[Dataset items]
:::::
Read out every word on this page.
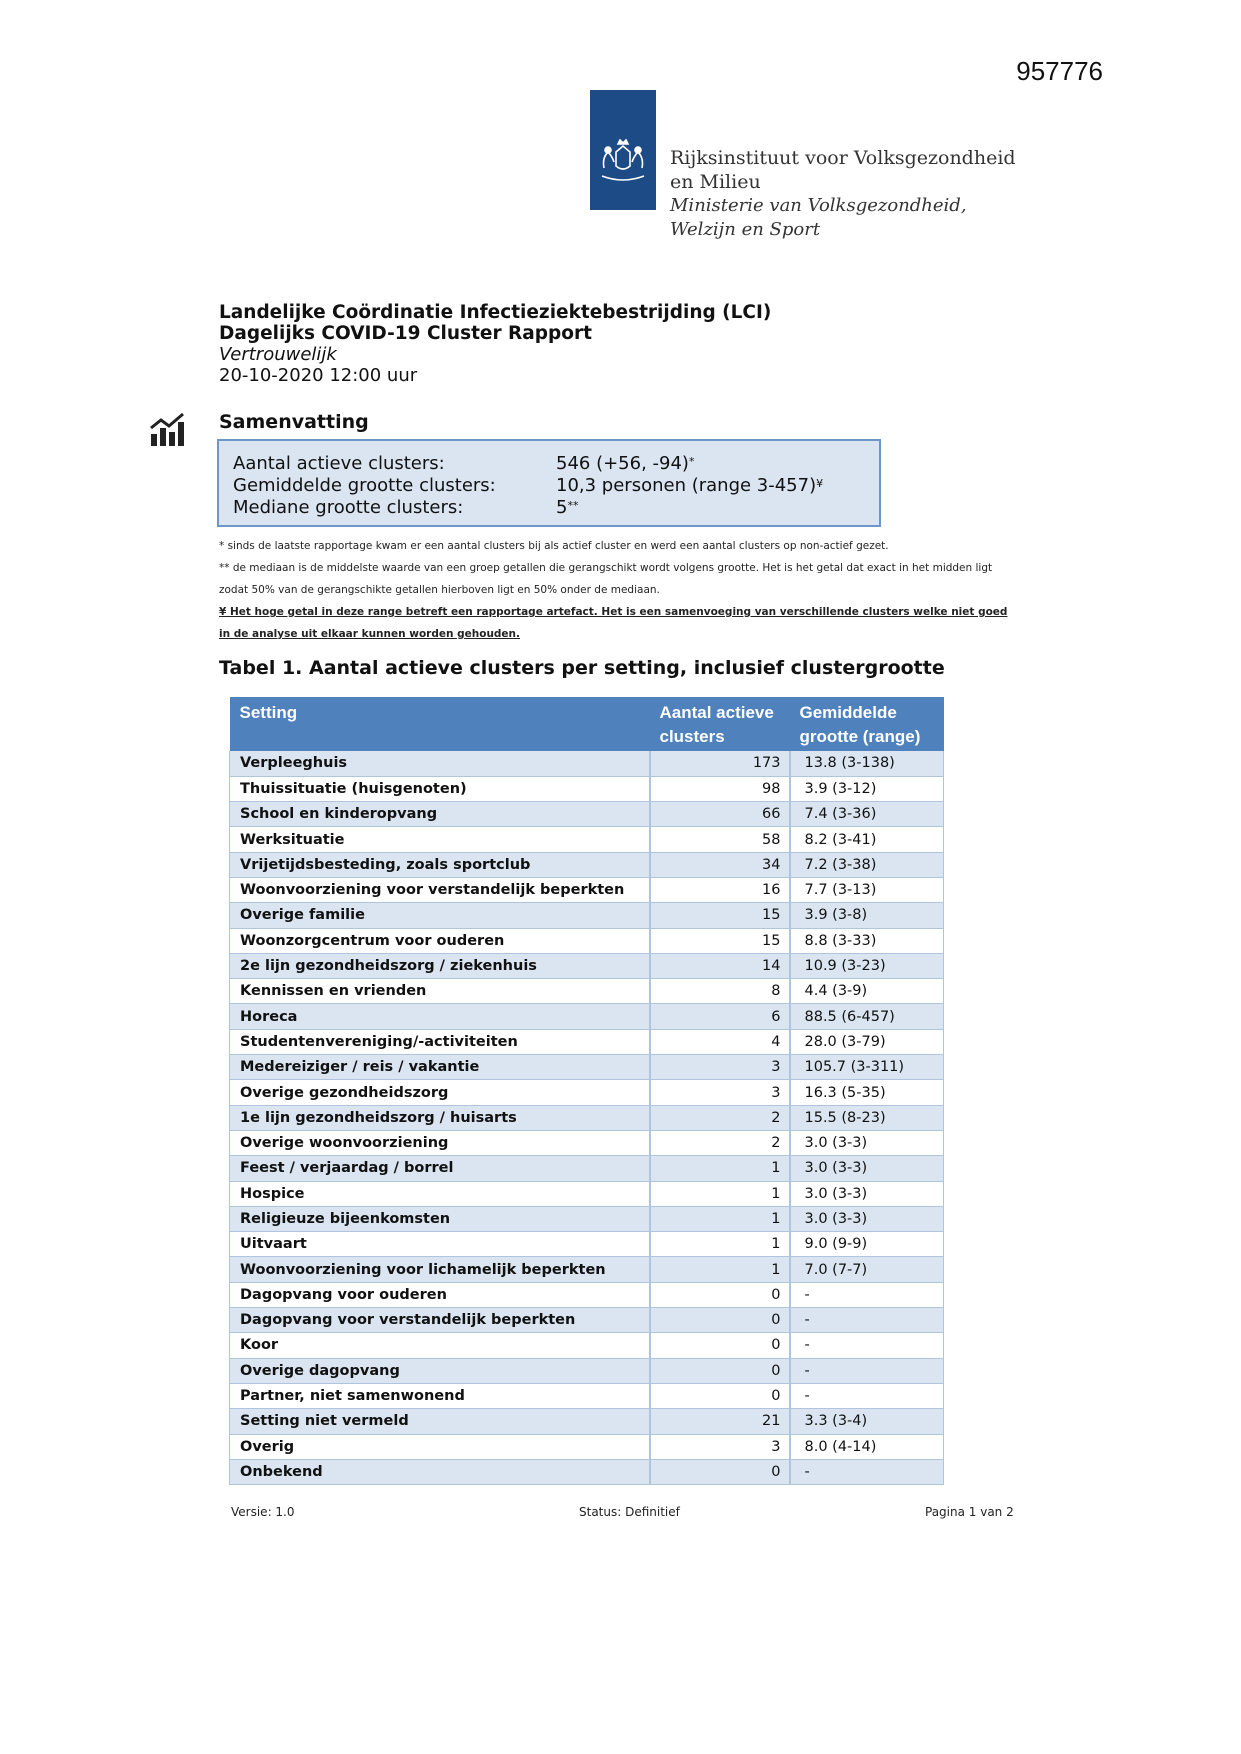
957776
Rijksinstituut voor Volksgezondheid
en Milieu
Ministerie van Volksgezondheid,
Welzijn en Sport
Landelijke Coördinatie Infectieziektebestrijding (LCI)
Dagelijks COVID-19 Cluster Rapport
Vertrouwelijk
20-10-2020 12:00 uur
Samenvatting
Aantal actieve clusters:	546 (+56, -94)*
Gemiddelde grootte clusters:	10,3 personen (range 3-457)¥
Mediane grootte clusters:	5**
* sinds de laatste rapportage kwam er een aantal clusters bij als actief cluster en werd een aantal clusters op non-actief gezet.
** de mediaan is de middelste waarde van een groep getallen die gerangschikt wordt volgens grootte. Het is het getal dat exact in het midden ligt
zodat 50% van de gerangschikte getallen hierboven ligt en 50% onder de mediaan.
¥ Het hoge getal in deze range betreft een rapportage artefact. Het is een samenvoeging van verschillende clusters welke niet goed
in de analyse uit elkaar kunnen worden gehouden.
Tabel 1. Aantal actieve clusters per setting, inclusief clustergrootte
Setting	Aantal actieve clusters	Gemiddelde grootte (range)
Verpleeghuis	173	13.8 (3-138)
Thuissituatie (huisgenoten)	98	3.9 (3-12)
School en kinderopvang	66	7.4 (3-36)
Werksituatie	58	8.2 (3-41)
Vrijetijdsbesteding, zoals sportclub	34	7.2 (3-38)
Woonvoorziening voor verstandelijk beperkten	16	7.7 (3-13)
Overige familie	15	3.9 (3-8)
Woonzorgcentrum voor ouderen	15	8.8 (3-33)
2e lijn gezondheidszorg / ziekenhuis	14	10.9 (3-23)
Kennissen en vrienden	8	4.4 (3-9)
Horeca	6	88.5 (6-457)
Studentenvereniging/-activiteiten	4	28.0 (3-79)
Medereiziger / reis / vakantie	3	105.7 (3-311)
Overige gezondheidszorg	3	16.3 (5-35)
1e lijn gezondheidszorg / huisarts	2	15.5 (8-23)
Overige woonvoorziening	2	3.0 (3-3)
Feest / verjaardag / borrel	1	3.0 (3-3)
Hospice	1	3.0 (3-3)
Religieuze bijeenkomsten	1	3.0 (3-3)
Uitvaart	1	9.0 (9-9)
Woonvoorziening voor lichamelijk beperkten	1	7.0 (7-7)
Dagopvang voor ouderen	0	-
Dagopvang voor verstandelijk beperkten	0	-
Koor	0	-
Overige dagopvang	0	-
Partner, niet samenwonend	0	-
Setting niet vermeld	21	3.3 (3-4)
Overig	3	8.0 (4-14)
Onbekend	0	-
Versie: 1.0	Status: Definitief	Pagina 1 van 2
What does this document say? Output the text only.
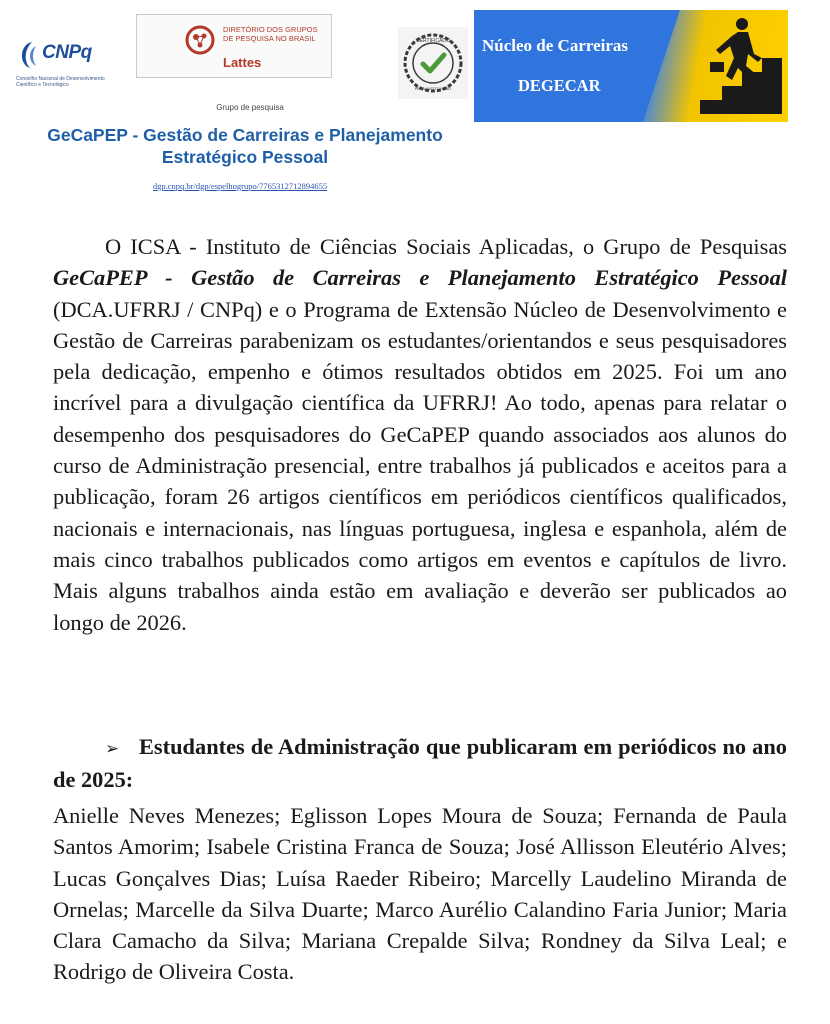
CNPq
Conselho Nacional de Desenvolvimento Científico e Tecnológico
DIRETÓRIO DOS GRUPOS
DE PESQUISA NO BRASIL
Lattes
Grupo de pesquisa
GeCaPEP - Gestão de Carreiras e Planejamento
Estratégico Pessoal
dgp.cnpq.br/dgp/espelhogrupo/7765312712894655
CERTIFICADO
PELA INSTITUIÇÃO
Núcleo de Carreiras
DEGECAR

O ICSA - Instituto de Ciências Sociais Aplicadas, o Grupo de Pesquisas GeCaPEP - Gestão de Carreiras e Planejamento Estratégico Pessoal (DCA.UFRRJ / CNPq) e o Programa de Extensão Núcleo de Desenvolvimento e Gestão de Carreiras parabenizam os estudantes/orientandos e seus pesquisadores pela dedicação, empenho e ótimos resultados obtidos em 2025. Foi um ano incrível para a divulgação científica da UFRRJ! Ao todo, apenas para relatar o desempenho dos pesquisadores do GeCaPEP quando associados aos alunos do curso de Administração presencial, entre trabalhos já publicados e aceitos para a publicação, foram 26 artigos científicos em periódicos científicos qualificados, nacionais e internacionais, nas línguas portuguesa, inglesa e espanhola, além de mais cinco trabalhos publicados como artigos em eventos e capítulos de livro. Mais alguns trabalhos ainda estão em avaliação e deverão ser publicados ao longo de 2026.

➢ Estudantes de Administração que publicaram em periódicos no ano de 2025:

Anielle Neves Menezes; Eglisson Lopes Moura de Souza; Fernanda de Paula Santos Amorim; Isabele Cristina Franca de Souza; José Allisson Eleutério Alves; Lucas Gonçalves Dias; Luísa Raeder Ribeiro; Marcelly Laudelino Miranda de Ornelas; Marcelle da Silva Duarte; Marco Aurélio Calandino Faria Junior; Maria Clara Camacho da Silva; Mariana Crepalde Silva; Rondney da Silva Leal; e Rodrigo de Oliveira Costa.
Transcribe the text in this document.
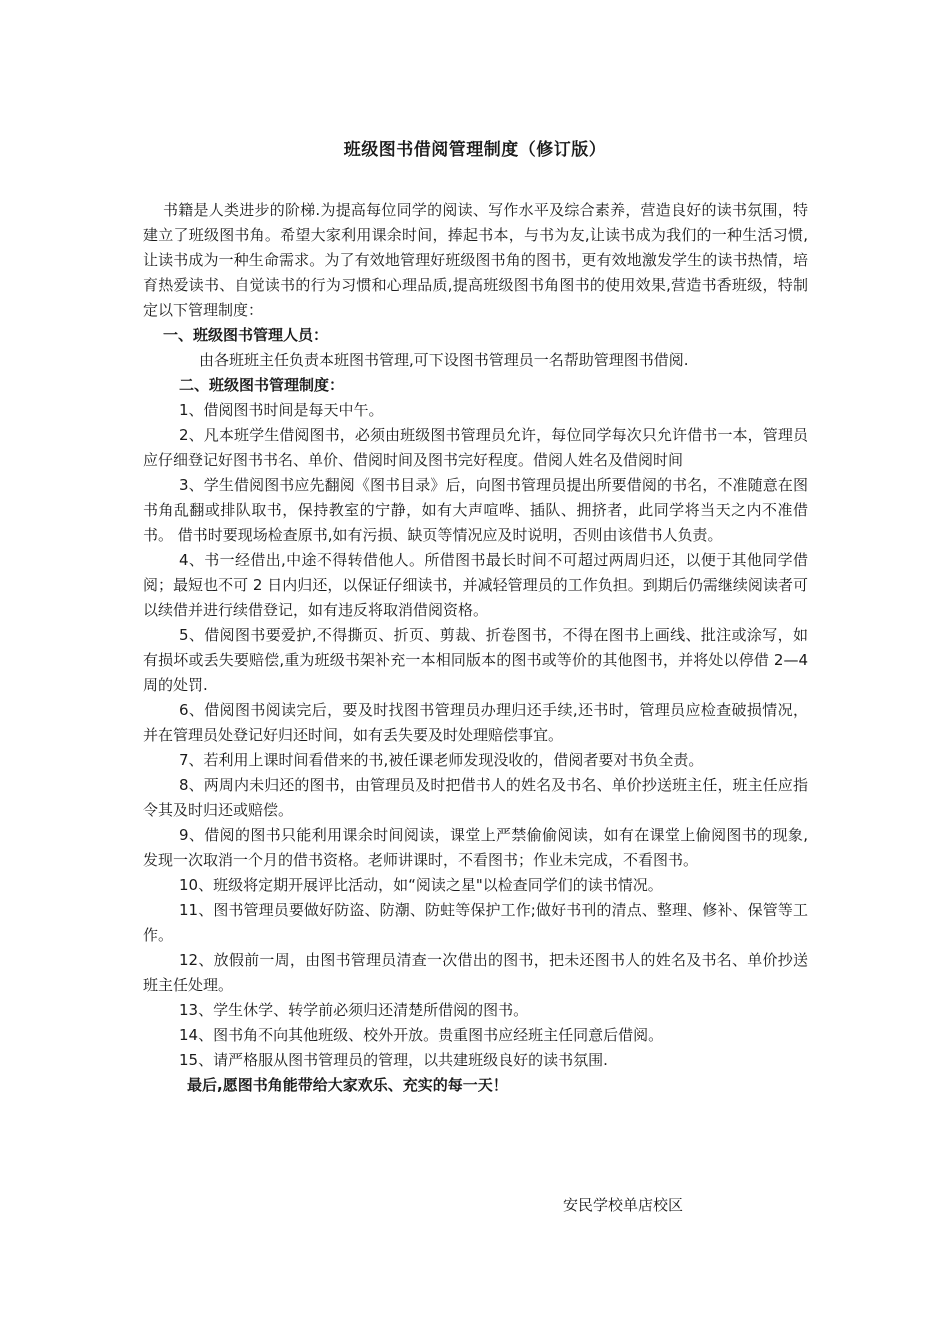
班级图书借阅管理制度（修订版）

书籍是人类进步的阶梯.为提高每位同学的阅读、写作水平及综合素养，营造良好的读书氛围，特建立了班级图书角。希望大家利用课余时间，捧起书本，与书为友,让读书成为我们的一种生活习惯,让读书成为一种生命需求。为了有效地管理好班级图书角的图书，更有效地激发学生的读书热情，培育热爱读书、自觉读书的行为习惯和心理品质,提高班级图书角图书的使用效果,营造书香班级，特制定以下管理制度：

一、班级图书管理人员：

由各班班主任负责本班图书管理,可下设图书管理员一名帮助管理图书借阅.

二、班级图书管理制度：

1、借阅图书时间是每天中午。

2、凡本班学生借阅图书，必须由班级图书管理员允许，每位同学每次只允许借书一本，管理员应仔细登记好图书书名、单价、借阅时间及图书完好程度。借阅人姓名及借阅时间

3、学生借阅图书应先翻阅《图书目录》后，向图书管理员提出所要借阅的书名，不准随意在图书角乱翻或排队取书，保持教室的宁静，如有大声喧哗、插队、拥挤者，此同学将当天之内不准借书。 借书时要现场检查原书,如有污损、缺页等情况应及时说明，否则由该借书人负责。

4、书一经借出,中途不得转借他人。所借图书最长时间不可超过两周归还，以便于其他同学借阅；最短也不可 2 日内归还，以保证仔细读书，并减轻管理员的工作负担。到期后仍需继续阅读者可以续借并进行续借登记，如有违反将取消借阅资格。

5、借阅图书要爱护,不得撕页、折页、剪裁、折卷图书，不得在图书上画线、批注或涂写，如有损坏或丢失要赔偿,重为班级书架补充一本相同版本的图书或等价的其他图书，并将处以停借 2—4 周的处罚.

6、借阅图书阅读完后，要及时找图书管理员办理归还手续,还书时，管理员应检查破损情况，并在管理员处登记好归还时间，如有丢失要及时处理赔偿事宜。

7、若利用上课时间看借来的书,被任课老师发现没收的，借阅者要对书负全责。

8、两周内未归还的图书，由管理员及时把借书人的姓名及书名、单价抄送班主任，班主任应指令其及时归还或赔偿。

9、借阅的图书只能利用课余时间阅读，课堂上严禁偷偷阅读，如有在课堂上偷阅图书的现象,发现一次取消一个月的借书资格。老师讲课时，不看图书；作业未完成，不看图书。

10、班级将定期开展评比活动，如“阅读之星"以检查同学们的读书情况。

11、图书管理员要做好防盗、防潮、防蛀等保护工作;做好书刊的清点、整理、修补、保管等工作。

12、放假前一周，由图书管理员清查一次借出的图书，把未还图书人的姓名及书名、单价抄送班主任处理。

13、学生休学、转学前必须归还清楚所借阅的图书。

14、图书角不向其他班级、校外开放。贵重图书应经班主任同意后借阅。

15、请严格服从图书管理员的管理，以共建班级良好的读书氛围.

最后,愿图书角能带给大家欢乐、充实的每一天！

安民学校单店校区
:::::
Take every line that includes the string "mediaan" and copy it.

** de mediaan is de middelste waarde van een groep getallen die gerangschikt wordt volgens grootte. Het is het getal dat exact in het midden ligt
zodat 50% van de gerangschikte getallen hierboven ligt en 50% onder de mediaan.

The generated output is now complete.